Given text:
========================================

# Hollow form boring bar ?



## Anthony (Jun 18, 2016)

What grade of steel is used in the 5/8 and 3/4 boring bars used in the hollow form systems? Thinking about making some.


----------



## Tony (Jun 18, 2016)

@woodtickgreg


----------



## woodtickgreg (Jun 18, 2016)

I like 1045 cold rolled.

Reactions: Like 2 | Agree 2


----------



## Spinartist (Jun 23, 2016)

I made some of my boring bars & tool rests from Stainless steel & it vibrates more and sooner that regular steel. They sure are pretty though!!


----------



## Anthony (Jun 24, 2016)

Spinartist said:


> I made some of my boring bars & tool rests from Stainless steel & it vibrates more and sooner that regular steel. They sure are pretty though!!


I am a big fan of SS . if that's what the case the, cost to fiction ability, doesn't pan out. I'm going to go with woodtickgreg's advice and go with the cold rolled 1045 bar stock


----------



## Spinartist (Jun 24, 2016)

Yes, cold rolled doesn't vibrate as much. probably 25% less

Reactions: Like 1


----------



## Anthony (Jun 24, 2016)

Spinartist said:


> Yes, cold rolled doesn't vibrate as much. probably 25% less


Ive turned metal (steel,SS,aluminum,brass) on a lathe but not wood . I was hoping to have some boring bars made by the time I get my lathe which is in a few weeks.


----------



## Spinartist (Jun 24, 2016)

Anthony said:


> I am a big fan of SS . if that's what the case the, cost to fiction ability, doesn't pan out. I'm going to go with woodtickgreg's advice and go with the cold rolled 1045 bar sto



Well, the song says "it never rains in southern California" so I guess you don't have to worry about rust on your tools like here in south Florida.


----------



## Anthony (Jun 24, 2016)

Spinartist said:


> Well, the song says "it never rains in southern California" so I guess you don't have to worry about rust on your tools like here in south Florida.


That song is false and I live in northern California. It rains a lot in the winter. Not as humid as Florida though . a big part of me not going with the stainless is price . I can buy twice as much stock of 1045 for the price of SS. 
I do love stainless though ...

Reactions: Agree 1


----------



## Spinartist (Jun 25, 2016)

Use the 1045. The best way to keep the rust off is the use the tools frequently!!


----------



## gregsayers2000 (Jul 3, 2016)

I made a boring bar system a while back and I used 1" 12L14 cold rolled screw machine stock. Easy to drill and tap. Has served me well without issue. I made it so both ends cold be used to hold a cutter but have not found a way to bend the curve into the second end so I can get into small mouthed fat vessels. I have met a blacksmith and am planning on asking him if its a project he would be interested in taking on.

Reactions: Like 1


----------



## woodtickgreg (Jul 3, 2016)

gregsayers2000 said:


> I made a boring bar system a while back and I used 1" 12L14 cold rolled screw machine stock. Easy to drill and tap. Has served me well without issue. I made it so both ends cold be used to hold a cutter but have not found a way to bend the curve into the second end so I can get into small mouthed fat vessels. I have met a blacksmith and am planning on asking him if its a project he would be interested in taking on.


Is that a very hard material? I work in a metal forming shop, hydraulic bending power cant be beat! Heating and bending is an option as well, but heat can do weird things to metal, it can harden, soften, or make brittle, so I like cold forming and then a temper or harden if needed.

========================================

Record extracts:
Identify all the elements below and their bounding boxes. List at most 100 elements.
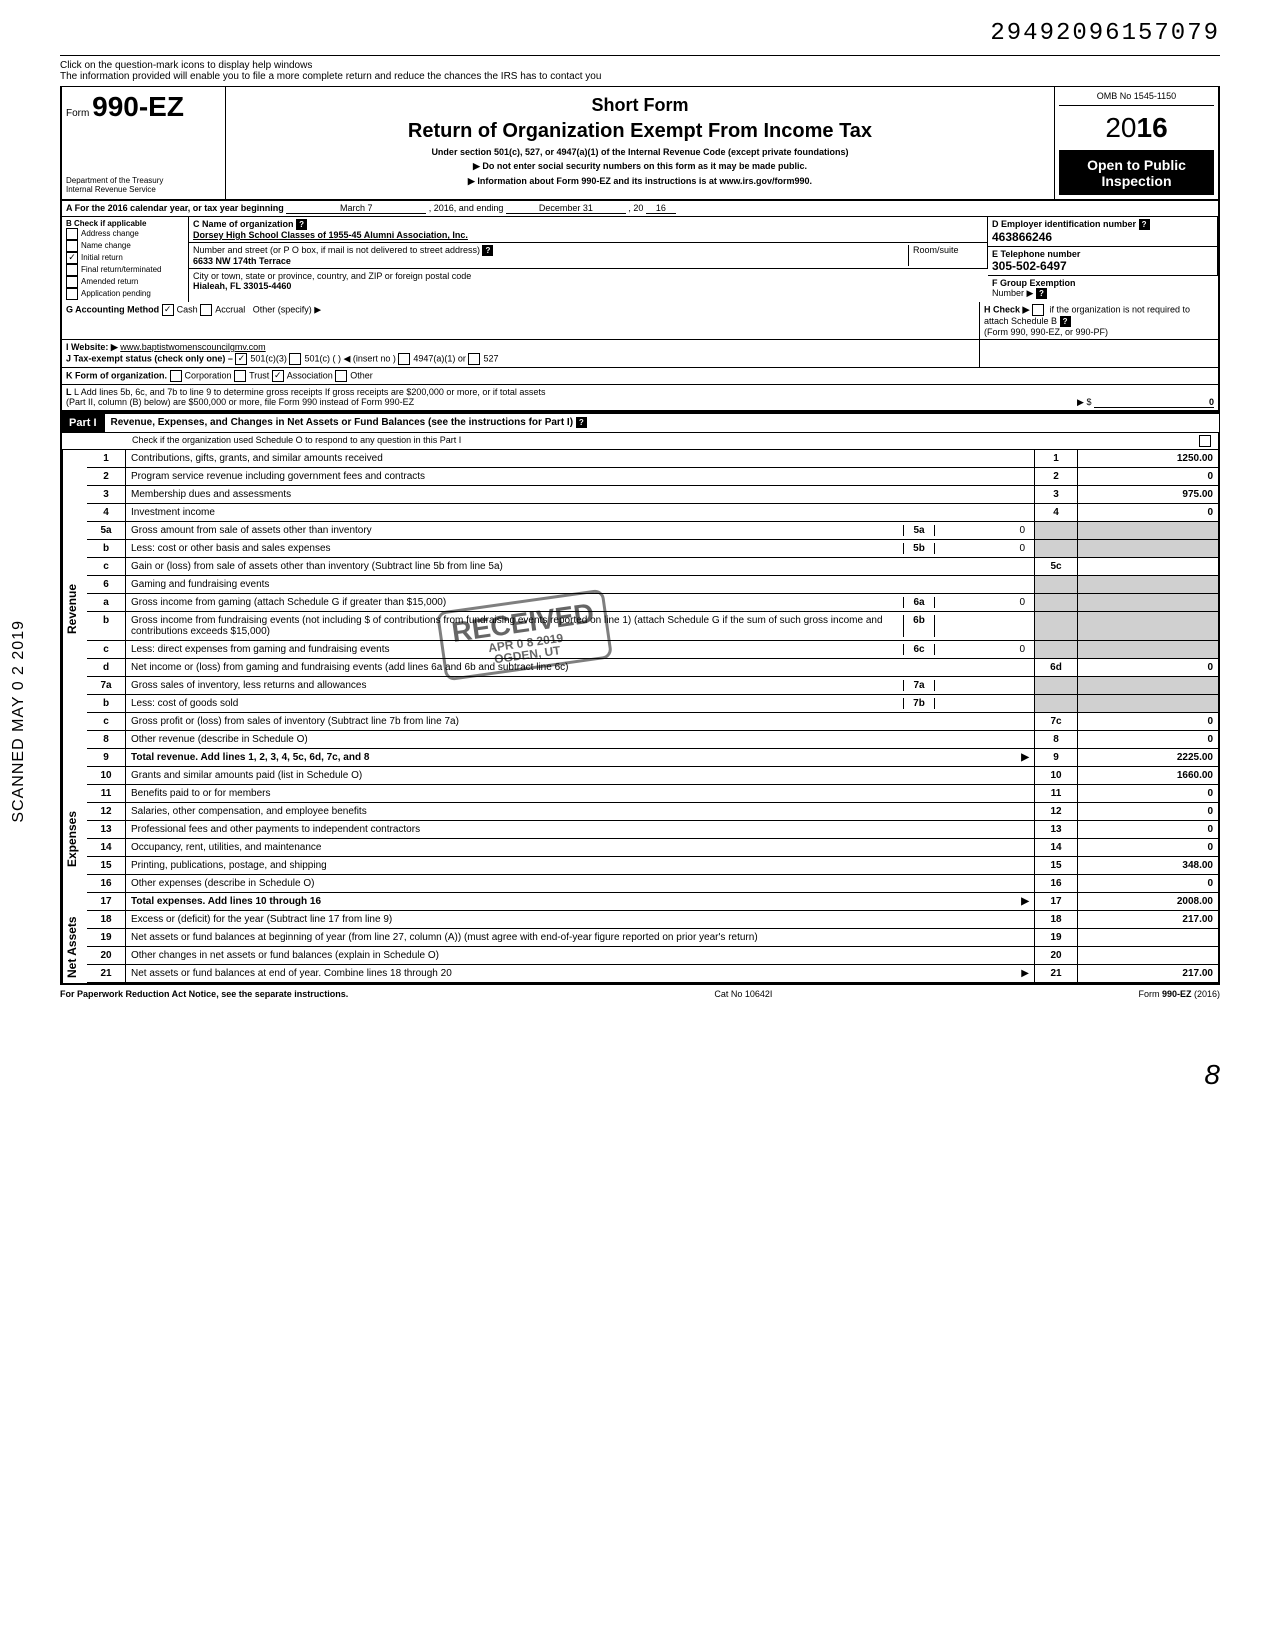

========================================

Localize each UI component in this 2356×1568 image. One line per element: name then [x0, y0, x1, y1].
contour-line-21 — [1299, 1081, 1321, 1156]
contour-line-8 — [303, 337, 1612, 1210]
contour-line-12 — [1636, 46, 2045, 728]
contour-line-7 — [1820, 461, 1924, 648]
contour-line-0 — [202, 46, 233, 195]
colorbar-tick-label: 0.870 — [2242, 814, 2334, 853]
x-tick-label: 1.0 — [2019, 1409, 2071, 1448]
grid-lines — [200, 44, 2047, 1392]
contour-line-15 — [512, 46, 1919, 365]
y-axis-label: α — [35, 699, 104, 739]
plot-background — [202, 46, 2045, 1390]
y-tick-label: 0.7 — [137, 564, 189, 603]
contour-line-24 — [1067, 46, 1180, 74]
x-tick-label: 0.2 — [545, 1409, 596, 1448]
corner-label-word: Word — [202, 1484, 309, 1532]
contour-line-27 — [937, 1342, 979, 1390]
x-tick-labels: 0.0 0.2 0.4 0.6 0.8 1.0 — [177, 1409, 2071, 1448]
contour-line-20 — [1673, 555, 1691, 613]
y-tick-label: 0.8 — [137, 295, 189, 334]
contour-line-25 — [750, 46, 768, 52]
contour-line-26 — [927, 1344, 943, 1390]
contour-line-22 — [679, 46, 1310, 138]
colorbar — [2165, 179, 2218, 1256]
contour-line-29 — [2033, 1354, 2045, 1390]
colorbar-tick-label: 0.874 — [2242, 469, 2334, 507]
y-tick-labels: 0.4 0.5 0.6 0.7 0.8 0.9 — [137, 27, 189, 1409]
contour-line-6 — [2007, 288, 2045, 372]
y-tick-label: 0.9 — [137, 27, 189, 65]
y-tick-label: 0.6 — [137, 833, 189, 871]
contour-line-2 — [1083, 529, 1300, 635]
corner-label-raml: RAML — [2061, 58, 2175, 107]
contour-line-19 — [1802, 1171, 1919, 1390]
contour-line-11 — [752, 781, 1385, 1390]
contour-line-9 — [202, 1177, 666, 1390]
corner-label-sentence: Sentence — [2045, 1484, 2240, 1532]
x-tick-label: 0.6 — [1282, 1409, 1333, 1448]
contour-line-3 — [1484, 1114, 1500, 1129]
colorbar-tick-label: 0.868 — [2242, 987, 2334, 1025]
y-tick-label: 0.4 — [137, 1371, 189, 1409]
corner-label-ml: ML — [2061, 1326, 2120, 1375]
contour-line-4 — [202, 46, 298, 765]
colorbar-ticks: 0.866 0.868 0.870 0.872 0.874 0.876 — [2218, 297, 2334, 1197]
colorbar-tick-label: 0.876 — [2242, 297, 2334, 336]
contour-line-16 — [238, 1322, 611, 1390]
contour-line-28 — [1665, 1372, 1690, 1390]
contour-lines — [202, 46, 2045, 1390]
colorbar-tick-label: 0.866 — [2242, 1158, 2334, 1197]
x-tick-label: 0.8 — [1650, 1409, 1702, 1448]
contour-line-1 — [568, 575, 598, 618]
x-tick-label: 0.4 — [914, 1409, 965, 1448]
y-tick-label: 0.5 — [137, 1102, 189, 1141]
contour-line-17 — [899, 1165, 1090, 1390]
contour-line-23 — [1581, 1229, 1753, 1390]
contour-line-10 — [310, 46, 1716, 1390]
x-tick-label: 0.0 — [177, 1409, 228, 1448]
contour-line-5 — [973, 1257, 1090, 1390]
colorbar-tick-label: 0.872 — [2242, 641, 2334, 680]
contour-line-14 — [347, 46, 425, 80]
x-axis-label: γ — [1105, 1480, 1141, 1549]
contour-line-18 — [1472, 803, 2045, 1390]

========================================

Task list:
A - In the stretch of the boring-bar thread from "Is that a very" through "harden if needed.", change "metal forming shop" to "machine shop" and give that stretch again.
B - Write what comes next in the forum thread about steel for hollow form boring bars, picking up after its final post.

Answers given:
A -
Is that a very hard material? I work in a machine shop, hydraulic bending power cant be beat! Heating and bending is an option as well, but heat can do weird things to metal, it can harden, soften, or make brittle, so I like cold forming and then a temper or harden if needed.

B -
Reactions: Like 1


----------



## woodtickgreg (Jul 3, 2016)

Anthony said:


> I am a big fan of SS . if that's what the case the, cost to fiction ability, doesn't pan out. I'm going to go with woodtickgreg's advice and go with the cold rolled 1045 bar stock


I too love stainless, but it can be soft and that's why it tends to vibrate. Some upper end stainless is harder but way more $$$. You would think because most stainless is soft it would be easy to drill and tap but this is not the case, it grabs bits and taps, I can't tell you how many taps I have snapped in stainless, or how many drills it has caused me to resharpen. And when it comes to milling you better be running at least cobalt end mills with expensive carbide preferred. But man I do love stainless! Recently I scored some nice blocks of it, say hand plane size! It's good to be a truck driver in the metal forming industry!

Reactions: Agree 1


----------



## Spinartist (Jul 3, 2016)

gregsayers2000 said:


> I made a boring bar system a while back and I used 1" 12L14 cold rolled screw machine stock.
> I made it so both ends cold be used to hold a cutter but have not found a way to bend the curve into the second end so I can get into small mouthed fat vessels.

Reactions: Like 1


----------



## Spinartist (Jul 3, 2016)

1" diameter?? If so I would drill the end to accept a 1/2" rod with a cutter which can be bent to any angle you need.

Reactions: Like 2


----------



## Anthony (Jul 3, 2016)

woodtickgreg said:


> I too love stainless, but it can be soft and that's why it tends to vibrate. Some upper end stainless is harder but way more $$$. You would think because most stainless is soft it would be easy to drill and tap but this is not the case, it grabs bits and taps, I can't tell you how many taps I have snapped in stainless, or how many drills it has caused me to resharpen. And when it comes to milling you better be running at least cobalt end mills with expensive carbide preferred. But man I do love stainless! Recently I scored some nice blocks of it, say hand plane size! It's good to be a truck driver in the metal forming industry![/QU
> 
> 
> woodtickgreg said:
> ...


----------



## gregsayers2000 (Jul 6, 2016)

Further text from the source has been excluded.